TASK PROMPT:
From the entries that follow, extract each line holding the string "this".

GIVEN DATA:
+++
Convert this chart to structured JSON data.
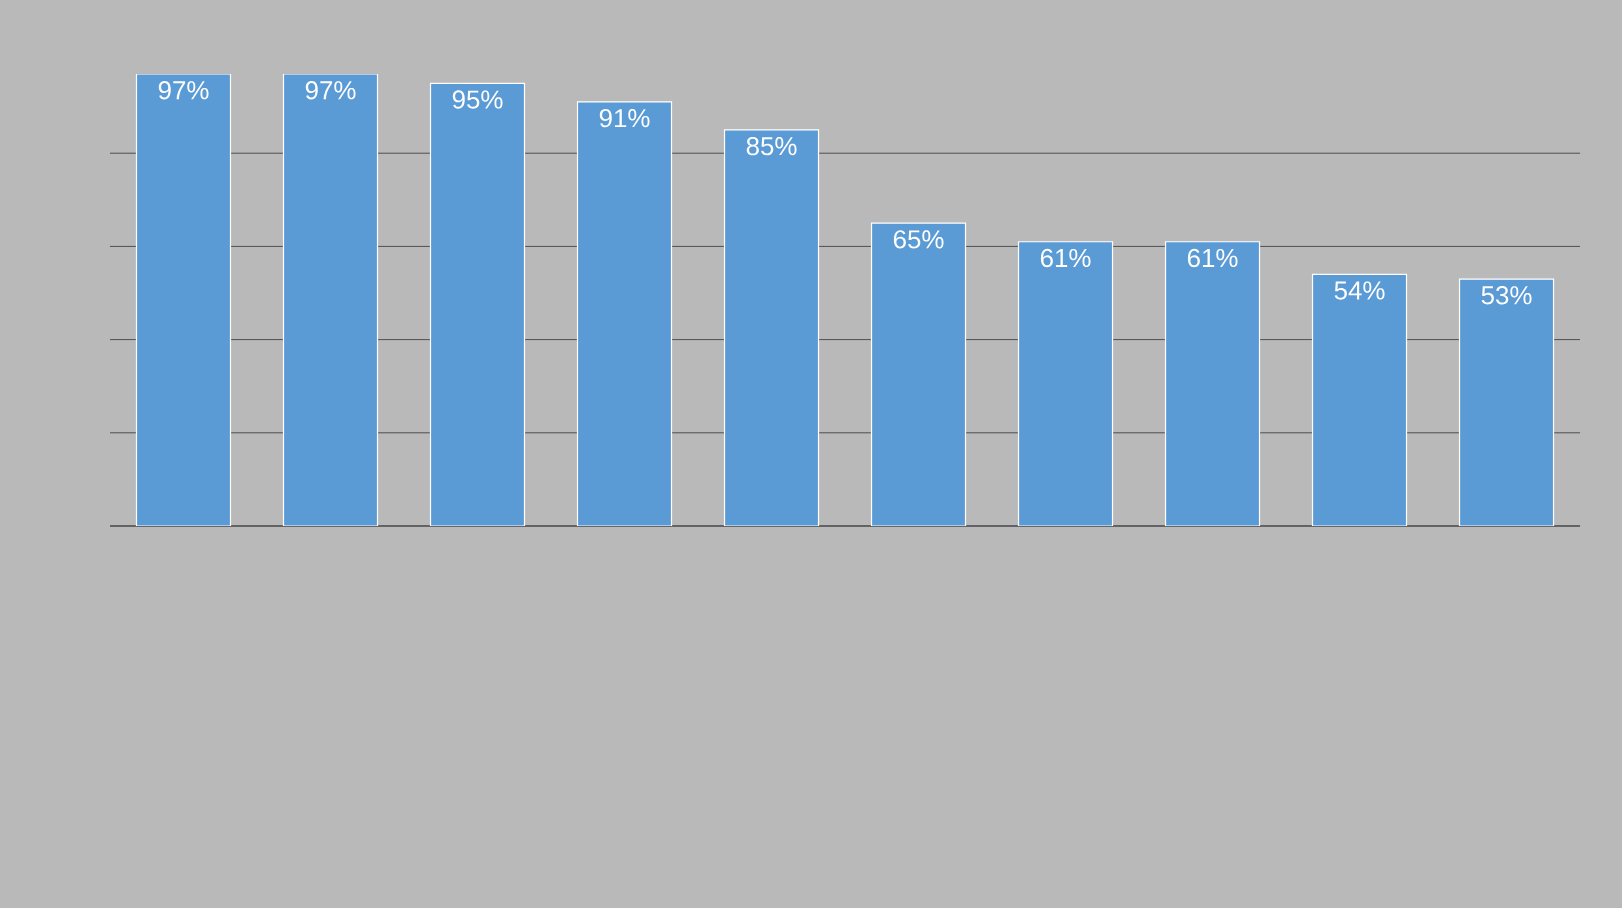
{
  "chart_data": {
    "type": "bar",
    "categories": [
      null,
      null,
      null,
      null,
      null,
      null,
      null,
      null,
      null,
      null
    ],
    "values": [
      97,
      97,
      95,
      91,
      85,
      65,
      61,
      61,
      54,
      53
    ],
    "value_labels": [
      "97%",
      "97%",
      "95%",
      "91%",
      "85%",
      "65%",
      "61%",
      "61%",
      "54%",
      "53%"
    ],
    "color": "#5b9bd5",
    "grid": "y"
  }
}
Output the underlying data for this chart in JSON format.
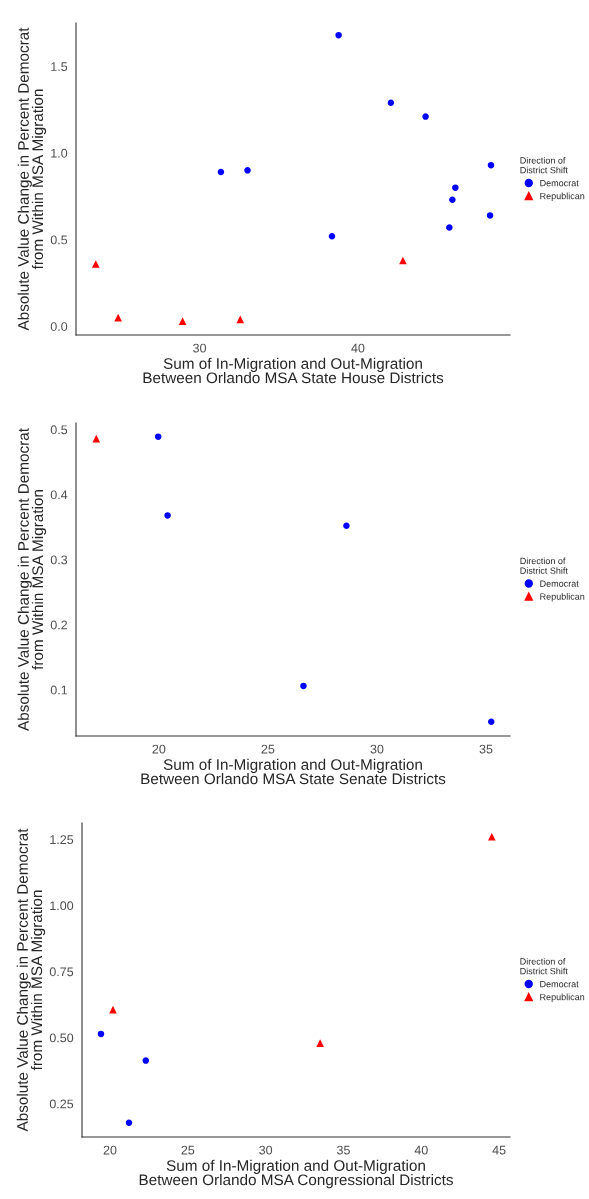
{
  "chart_data": [
    {
      "type": "scatter",
      "xlabel": "Sum of In-Migration and Out-Migration\nBetween Orlando MSA State House Districts",
      "ylabel": "Absolute Value Change in Percent Democrat\nfrom Within MSA Migration",
      "legend_title": "Direction of\nDistrict Shift",
      "legend": "right",
      "grid": false,
      "xlim": [
        22.2,
        49.6
      ],
      "xticks": [
        30,
        40
      ],
      "ylim": [
        -0.05,
        1.75
      ],
      "yticks": [
        {
          "value": 0,
          "label": "0.0"
        },
        0.5,
        {
          "value": 1,
          "label": "1.0"
        },
        1.5
      ],
      "series": [
        {
          "name": "Democrat",
          "color": "#0000ff",
          "marker": "circle",
          "x": [
            38.78,
            42.08,
            44.27,
            31.35,
            33.03,
            48.4,
            46.15,
            45.96,
            48.34,
            45.77,
            38.36
          ],
          "values": [
            1.68,
            1.29,
            1.21,
            0.89,
            0.9,
            0.93,
            0.8,
            0.73,
            0.64,
            0.57,
            0.52
          ]
        },
        {
          "name": "Republican",
          "color": "#ff0000",
          "marker": "triangle",
          "x": [
            23.45,
            24.86,
            28.93,
            32.57,
            42.84
          ],
          "values": [
            0.36,
            0.05,
            0.03,
            0.04,
            0.38
          ]
        }
      ]
    },
    {
      "type": "scatter",
      "xlabel": "Sum of In-Migration and Out-Migration\nBetween Orlando MSA State Senate Districts",
      "ylabel": "Absolute Value Change in Percent Democrat\nfrom Within MSA Migration",
      "legend_title": "Direction of\nDistrict Shift",
      "legend": "right",
      "grid": false,
      "xlim": [
        16.2,
        36.1
      ],
      "xticks": [
        20,
        25,
        30,
        35
      ],
      "ylim": [
        0.029,
        0.51
      ],
      "yticks": [
        0.1,
        0.2,
        0.3,
        0.4,
        0.5
      ],
      "series": [
        {
          "name": "Democrat",
          "color": "#0000ff",
          "marker": "circle",
          "x": [
            19.97,
            20.4,
            28.6,
            26.63,
            35.24
          ],
          "values": [
            0.489,
            0.368,
            0.352,
            0.106,
            0.051
          ]
        },
        {
          "name": "Republican",
          "color": "#ff0000",
          "marker": "triangle",
          "x": [
            17.13
          ],
          "values": [
            0.486
          ]
        }
      ]
    },
    {
      "type": "scatter",
      "xlabel": "Sum of In-Migration and Out-Migration\nBetween Orlando MSA Congressional Districts",
      "ylabel": "Absolute Value Change in Percent Democrat\nfrom Within MSA Migration",
      "legend_title": "Direction of\nDistrict Shift",
      "legend": "right",
      "grid": false,
      "xlim": [
        18.2,
        45.7
      ],
      "xticks": [
        20,
        25,
        30,
        35,
        40,
        45
      ],
      "ylim": [
        0.124,
        1.312
      ],
      "yticks": [
        0.25,
        {
          "value": 0.5,
          "label": "0.50"
        },
        0.75,
        {
          "value": 1,
          "label": "1.00"
        },
        1.25
      ],
      "series": [
        {
          "name": "Democrat",
          "color": "#0000ff",
          "marker": "circle",
          "x": [
            19.42,
            22.3,
            21.22
          ],
          "values": [
            0.514,
            0.413,
            0.178
          ]
        },
        {
          "name": "Republican",
          "color": "#ff0000",
          "marker": "triangle",
          "x": [
            20.19,
            33.5,
            44.53
          ],
          "values": [
            0.606,
            0.479,
            1.26
          ]
        }
      ]
    }
  ]
}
+++
TASK RESULT:
Convert this chart to structured JSON data.
Output the underlying data for this chart in JSON format.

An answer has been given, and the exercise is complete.